* [Fragmento del texto]
▬▬▬▬▬▬▬▬▬▬
Hay muchas medidas que se podrían debatir, pero creo que hay algunos frentes esenciales. Primero, se trataría de reconectar el campo con las comunidades, garantizando condiciones de vida dignas que permitan para revertir el abandono rural.

Eso ayudaría a reequilibrar la atrofia entre campo y ciudad, que en la actualidad condena al primero a ser proveedor de recursos y receptor de desechos de la segunda.

Por otro lado, habría que restaurar la biodiversidad de los ecosistemas, desmantelar la dependencia del monocultivo —que erosiona suelos y tejido social— y controlar la acumulación de biomasa mediante una gestión pública adaptativa.

Por último, sería necesario planificar priorizando la resiliencia ecológica y social frente a la ganancia inmediata. Pero todo esto exige inversión pública sostenida, reforma agraria en muchos casos, y romper con la valorización de la naturaleza en términos exclusivamente economicistas.

Una joven observa el incendio de la isla griega de Quíos.

Una joven observa el incendio de la isla griega de Quíos. Kostas Kourgias EFE Grecia

¿Dificultad la tarea que se perciban los cambios necesarios como destructores de empleo y que perjudican a las clases más desfavorecidas?

Es un tema delicado. Muchas veces, las resistencias al cambio se deben a que las alternativas no se presentan con garantías reales para una vida digna de llamarse tal. La clase trabajadora no se opone por ignorancia, sino por experiencia: ha visto frecuentemente cómo los supuestos procesos de transición solo han servido para precarizar aún más sus condiciones.

No hay más que recordar qué supusieron los programas de reconversión en este país. Pero el problema no es la conciencia, sino el marco en que se imponen las decisiones; el grado de participación deliberativa en el campo de la economía, que bajo el orden del capital es prácticamente inexistente.

Si seguimos hablando de transición sin democratizar el sistema ni redistribuir el poder, sin abordar la relación concreta entre justicia ecológica y social, es normal que surja cierta sospecha sobre los beneficios que esos cambios puedan traer a una clase cada vez más depauperada. Por eso la lucha por el cambio debe darse desde una perspectiva sistémica.

Labores de extinción de incendios en Portugal.

Labores de extinción de incendios en Portugal. Pedro Nunes Reuters Portugal

¿Las muertes en los tres casos tienen más que ver con las causas del incendio en sí o con la gestión forestal?
▬▬▬▬▬▬▬▬▬▬
* [Tareas pedidas]
1. Según el texto sobre incendios y abandono rural, ¿por qué se opone la clase trabajadora a los cambios?
2. Transcribe sin cambios del texto sobre incendios y abandono rural todo lo que va desde "Hay muchas medidas" hasta "gestión pública adaptativa.".
3. Escribe la continuación del texto sobre incendios y abandono rural a partir del punto en que termina.
▬▬▬▬▬▬▬▬▬▬
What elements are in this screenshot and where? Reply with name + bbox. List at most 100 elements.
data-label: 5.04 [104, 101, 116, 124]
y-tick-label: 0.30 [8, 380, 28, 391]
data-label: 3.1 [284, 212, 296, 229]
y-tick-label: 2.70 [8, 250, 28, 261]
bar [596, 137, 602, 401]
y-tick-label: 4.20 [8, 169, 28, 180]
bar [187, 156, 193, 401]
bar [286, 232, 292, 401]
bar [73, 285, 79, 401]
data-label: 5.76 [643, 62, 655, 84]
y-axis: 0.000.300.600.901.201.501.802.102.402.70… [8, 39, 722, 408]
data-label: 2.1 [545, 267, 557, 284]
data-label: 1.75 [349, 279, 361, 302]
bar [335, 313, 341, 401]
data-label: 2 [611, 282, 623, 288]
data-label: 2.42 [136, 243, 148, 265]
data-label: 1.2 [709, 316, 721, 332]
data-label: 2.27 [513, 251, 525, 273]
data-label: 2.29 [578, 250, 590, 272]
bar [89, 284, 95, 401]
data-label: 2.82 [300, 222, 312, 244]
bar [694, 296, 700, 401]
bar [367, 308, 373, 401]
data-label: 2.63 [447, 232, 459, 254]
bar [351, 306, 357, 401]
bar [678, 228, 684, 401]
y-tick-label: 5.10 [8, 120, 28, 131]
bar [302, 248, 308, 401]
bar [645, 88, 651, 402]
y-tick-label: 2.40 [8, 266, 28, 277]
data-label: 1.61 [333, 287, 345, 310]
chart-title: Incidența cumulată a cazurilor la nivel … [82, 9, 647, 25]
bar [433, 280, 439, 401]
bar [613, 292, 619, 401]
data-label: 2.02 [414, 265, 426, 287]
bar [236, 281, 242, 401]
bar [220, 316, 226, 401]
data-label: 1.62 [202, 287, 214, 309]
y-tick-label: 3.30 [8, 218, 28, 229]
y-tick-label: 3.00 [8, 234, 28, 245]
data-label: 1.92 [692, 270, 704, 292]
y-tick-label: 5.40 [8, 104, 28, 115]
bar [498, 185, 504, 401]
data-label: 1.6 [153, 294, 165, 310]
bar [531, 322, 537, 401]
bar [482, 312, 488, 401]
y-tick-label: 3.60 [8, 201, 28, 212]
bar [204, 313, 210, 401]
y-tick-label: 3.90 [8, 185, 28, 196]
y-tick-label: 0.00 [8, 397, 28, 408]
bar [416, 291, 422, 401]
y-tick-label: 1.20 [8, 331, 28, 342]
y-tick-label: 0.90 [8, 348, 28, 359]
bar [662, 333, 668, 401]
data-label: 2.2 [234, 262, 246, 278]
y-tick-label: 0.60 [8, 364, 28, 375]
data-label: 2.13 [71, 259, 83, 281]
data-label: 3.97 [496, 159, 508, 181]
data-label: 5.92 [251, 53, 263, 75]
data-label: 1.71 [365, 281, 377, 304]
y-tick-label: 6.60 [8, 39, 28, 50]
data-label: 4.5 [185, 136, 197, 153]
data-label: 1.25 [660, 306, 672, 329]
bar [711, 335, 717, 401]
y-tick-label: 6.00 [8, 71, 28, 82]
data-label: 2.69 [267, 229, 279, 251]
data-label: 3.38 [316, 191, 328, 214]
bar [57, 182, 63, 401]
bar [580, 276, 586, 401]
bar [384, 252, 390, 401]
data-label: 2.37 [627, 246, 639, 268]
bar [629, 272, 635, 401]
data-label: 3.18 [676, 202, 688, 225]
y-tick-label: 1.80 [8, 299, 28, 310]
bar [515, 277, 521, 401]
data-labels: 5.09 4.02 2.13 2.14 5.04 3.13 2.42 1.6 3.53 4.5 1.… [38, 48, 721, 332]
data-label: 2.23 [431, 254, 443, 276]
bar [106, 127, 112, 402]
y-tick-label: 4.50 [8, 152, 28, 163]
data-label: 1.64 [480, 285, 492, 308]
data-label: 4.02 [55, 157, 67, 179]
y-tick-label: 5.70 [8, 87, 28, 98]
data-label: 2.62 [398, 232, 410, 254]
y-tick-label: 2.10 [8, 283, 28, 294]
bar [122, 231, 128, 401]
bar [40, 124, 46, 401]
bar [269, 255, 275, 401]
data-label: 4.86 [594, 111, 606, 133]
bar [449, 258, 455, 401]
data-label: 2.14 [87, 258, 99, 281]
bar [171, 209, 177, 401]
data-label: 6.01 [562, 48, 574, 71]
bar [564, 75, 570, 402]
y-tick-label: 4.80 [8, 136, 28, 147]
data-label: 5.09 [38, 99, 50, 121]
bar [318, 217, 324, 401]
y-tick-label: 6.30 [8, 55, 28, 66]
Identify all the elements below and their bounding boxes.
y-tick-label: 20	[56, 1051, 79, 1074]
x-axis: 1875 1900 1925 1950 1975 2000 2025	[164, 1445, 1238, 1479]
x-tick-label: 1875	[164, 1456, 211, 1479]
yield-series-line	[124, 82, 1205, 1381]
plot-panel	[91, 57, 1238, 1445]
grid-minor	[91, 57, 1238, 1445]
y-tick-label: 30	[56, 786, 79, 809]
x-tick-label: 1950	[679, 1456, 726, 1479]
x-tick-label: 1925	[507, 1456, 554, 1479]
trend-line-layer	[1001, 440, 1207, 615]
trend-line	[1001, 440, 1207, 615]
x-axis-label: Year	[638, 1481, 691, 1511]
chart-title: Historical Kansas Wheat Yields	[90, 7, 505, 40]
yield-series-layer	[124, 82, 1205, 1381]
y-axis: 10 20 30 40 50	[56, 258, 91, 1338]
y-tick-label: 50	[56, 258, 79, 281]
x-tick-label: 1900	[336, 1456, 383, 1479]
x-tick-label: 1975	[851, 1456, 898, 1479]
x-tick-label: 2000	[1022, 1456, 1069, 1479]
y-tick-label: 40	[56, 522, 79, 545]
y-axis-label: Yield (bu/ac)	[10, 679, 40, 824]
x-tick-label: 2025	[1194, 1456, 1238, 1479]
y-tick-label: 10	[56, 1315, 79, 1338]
▬▬▬▬▬▬▬▬▬▬
* [Respuestas escritas]
1. No por ignorancia, sino por experiencia.

2.
Hay muchas medidas que se podrían debatir, pero creo que hay algunos frentes esenciales. Primero, se trataría de reconectar el campo con las comunidades, garantizando condiciones de vida dignas que permitan para revertir el abandono rural.

Eso ayudaría a reequilibrar la atrofia entre campo y ciudad, que en la actualidad condena al primero a ser proveedor de recursos y receptor de desechos de la segunda.

Por otro lado, habría que restaurar la biodiversidad de los ecosistemas, desmantelar la dependencia del monocultivo —que erosiona suelos y tejido social— y controlar la acumulación de biomasa mediante una gestión pública adaptativa.

3.
En todos los casos, las muertes podrían haberse evitado si las condiciones estructurales hubieran sido otras. En Portugal, la larga mercantilización del territorio y falta de prevención crearon un paisaje explosivo. En Lima, la informalidad estructural y la superexplotación laboral acabaron por naturalizar el encierro de dos jóvenes en un contenedor.

En Londres, el modelo de ciudad global neoliberal impuso medidas de austeridad sobre la vida de los sectores precarizados y migrantes, transformando sus casas en una trampa mortal. No fueron desastres inevitables. Fueron consecuencia de decisiones políticas y económicas que priorizan acumulación, ganancia y crecimiento por encima de la vida.

¿El fuego como mecanismo de transformación es un símbolo de desarrollo o una herramienta neutra?

De algún modo, aquí debo centrarme en algunos aspectos relativos a lo simbólico. El uso del fuego, como el de toda técnica en general, no es neutro. Depende del contexto y de los fines que se persiguen; de las relaciones de poder que lo encuadran.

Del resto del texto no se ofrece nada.